● **Your objective**:
Type the records out again in full, exactly.

--*--

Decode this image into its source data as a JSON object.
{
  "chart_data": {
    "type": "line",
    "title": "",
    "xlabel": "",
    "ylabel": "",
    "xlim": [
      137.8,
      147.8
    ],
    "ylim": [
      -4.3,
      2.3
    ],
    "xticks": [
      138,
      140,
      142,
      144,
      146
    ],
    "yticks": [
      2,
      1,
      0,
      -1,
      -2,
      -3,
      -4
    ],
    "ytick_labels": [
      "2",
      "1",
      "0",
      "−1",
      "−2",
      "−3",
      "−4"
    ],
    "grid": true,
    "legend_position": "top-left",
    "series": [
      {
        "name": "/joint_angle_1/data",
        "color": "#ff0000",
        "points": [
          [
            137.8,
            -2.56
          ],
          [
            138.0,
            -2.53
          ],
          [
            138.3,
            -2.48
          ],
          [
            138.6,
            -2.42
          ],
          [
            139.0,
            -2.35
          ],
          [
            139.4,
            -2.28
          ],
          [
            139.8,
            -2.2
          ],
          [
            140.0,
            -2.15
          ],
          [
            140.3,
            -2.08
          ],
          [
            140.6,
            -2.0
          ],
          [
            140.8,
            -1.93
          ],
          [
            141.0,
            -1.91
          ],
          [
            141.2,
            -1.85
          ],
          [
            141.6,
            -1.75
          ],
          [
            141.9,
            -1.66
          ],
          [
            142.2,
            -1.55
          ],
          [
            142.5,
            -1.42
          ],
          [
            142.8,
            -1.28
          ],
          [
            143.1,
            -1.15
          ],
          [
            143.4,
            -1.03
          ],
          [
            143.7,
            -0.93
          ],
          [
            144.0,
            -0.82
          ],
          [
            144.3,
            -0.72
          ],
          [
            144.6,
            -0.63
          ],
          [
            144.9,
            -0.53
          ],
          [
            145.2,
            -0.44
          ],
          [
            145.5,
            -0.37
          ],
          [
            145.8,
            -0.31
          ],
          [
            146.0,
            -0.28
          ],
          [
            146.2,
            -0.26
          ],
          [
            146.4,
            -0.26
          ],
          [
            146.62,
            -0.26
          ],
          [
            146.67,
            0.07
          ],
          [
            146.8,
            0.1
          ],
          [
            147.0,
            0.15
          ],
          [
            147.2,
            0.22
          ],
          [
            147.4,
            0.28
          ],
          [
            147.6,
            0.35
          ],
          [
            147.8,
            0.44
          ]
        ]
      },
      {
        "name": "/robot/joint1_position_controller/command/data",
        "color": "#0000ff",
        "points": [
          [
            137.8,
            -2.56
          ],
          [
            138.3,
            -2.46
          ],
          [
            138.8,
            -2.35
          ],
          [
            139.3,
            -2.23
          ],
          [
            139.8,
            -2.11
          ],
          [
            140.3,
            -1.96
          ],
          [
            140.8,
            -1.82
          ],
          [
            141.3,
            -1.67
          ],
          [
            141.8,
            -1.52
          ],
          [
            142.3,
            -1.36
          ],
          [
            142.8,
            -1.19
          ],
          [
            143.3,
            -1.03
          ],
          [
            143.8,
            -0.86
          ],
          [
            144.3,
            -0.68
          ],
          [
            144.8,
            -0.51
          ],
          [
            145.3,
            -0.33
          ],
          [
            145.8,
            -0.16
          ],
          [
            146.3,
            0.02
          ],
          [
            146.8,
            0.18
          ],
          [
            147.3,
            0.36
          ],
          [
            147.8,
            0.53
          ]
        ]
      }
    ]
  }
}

--*--

● **Expected output**:
Decode this image into its source data as a JSON object.
{
  "chart_data": {
    "type": "line",
    "title": "",
    "xlabel": "",
    "ylabel": "",
    "xlim": [
      137.8,
      147.8
    ],
    "ylim": [
      -4.3,
      2.3
    ],
    "xticks": [
      138,
      140,
      142,
      144,
      146
    ],
    "yticks": [
      2,
      1,
      0,
      -1,
      -2,
      -3,
      -4
    ],
    "ytick_labels": [
      "2",
      "1",
      "0",
      "−1",
      "−2",
      "−3",
      "−4"
    ],
    "grid": true,
    "legend_position": "top-left",
    "series": [
      {
        "name": "/joint_angle_1/data",
        "color": "#ff0000",
        "points": [
          [
            137.8,
            -2.56
          ],
          [
            138.0,
            -2.53
          ],
          [
            138.3,
            -2.48
          ],
          [
            138.6,
            -2.42
          ],
          [
            139.0,
            -2.35
          ],
          [
            139.4,
            -2.28
          ],
          [
            139.8,
            -2.2
          ],
          [
            140.0,
            -2.15
          ],
          [
            140.3,
            -2.08
          ],
          [
            140.6,
            -2.0
          ],
          [
            140.8,
            -1.93
          ],
          [
            141.0,
            -1.91
          ],
          [
            141.2,
            -1.85
          ],
          [
            141.6,
            -1.75
          ],
          [
            141.9,
            -1.66
          ],
          [
            142.2,
            -1.55
          ],
          [
            142.5,
            -1.42
          ],
          [
            142.8,
            -1.28
          ],
          [
            143.1,
            -1.15
          ],
          [
            143.4,
            -1.03
          ],
          [
            143.7,
            -0.93
          ],
          [
            144.0,
            -0.82
          ],
          [
            144.3,
            -0.72
          ],
          [
            144.6,
            -0.63
          ],
          [
            144.9,
            -0.53
          ],
          [
            145.2,
            -0.44
          ],
          [
            145.5,
            -0.37
          ],
          [
            145.8,
            -0.31
          ],
          [
            146.0,
            -0.28
          ],
          [
            146.2,
            -0.26
          ],
          [
            146.4,
            -0.26
          ],
          [
            146.62,
            -0.26
          ],
          [
            146.67,
            0.07
          ],
          [
            146.8,
            0.1
          ],
          [
            147.0,
            0.15
          ],
          [
            147.2,
            0.22
          ],
          [
            147.4,
            0.28
          ],
          [
            147.6,
            0.35
          ],
          [
            147.8,
            0.44
          ]
        ]
      },
      {
        "name": "/robot/joint1_position_controller/command/data",
        "color": "#0000ff",
        "points": [
          [
            137.8,
            -2.56
          ],
          [
            138.3,
            -2.46
          ],
          [
            138.8,
            -2.35
          ],
          [
            139.3,
            -2.23
          ],
          [
            139.8,
            -2.11
          ],
          [
            140.3,
            -1.96
          ],
          [
            140.8,
            -1.82
          ],
          [
            141.3,
            -1.67
          ],
          [
            141.8,
            -1.52
          ],
          [
            142.3,
            -1.36
          ],
          [
            142.8,
            -1.19
          ],
          [
            143.3,
            -1.03
          ],
          [
            143.8,
            -0.86
          ],
          [
            144.3,
            -0.68
          ],
          [
            144.8,
            -0.51
          ],
          [
            145.3,
            -0.33
          ],
          [
            145.8,
            -0.16
          ],
          [
            146.3,
            0.02
          ],
          [
            146.8,
            0.18
          ],
          [
            147.3,
            0.36
          ],
          [
            147.8,
            0.53
          ]
        ]
      }
    ]
  }
}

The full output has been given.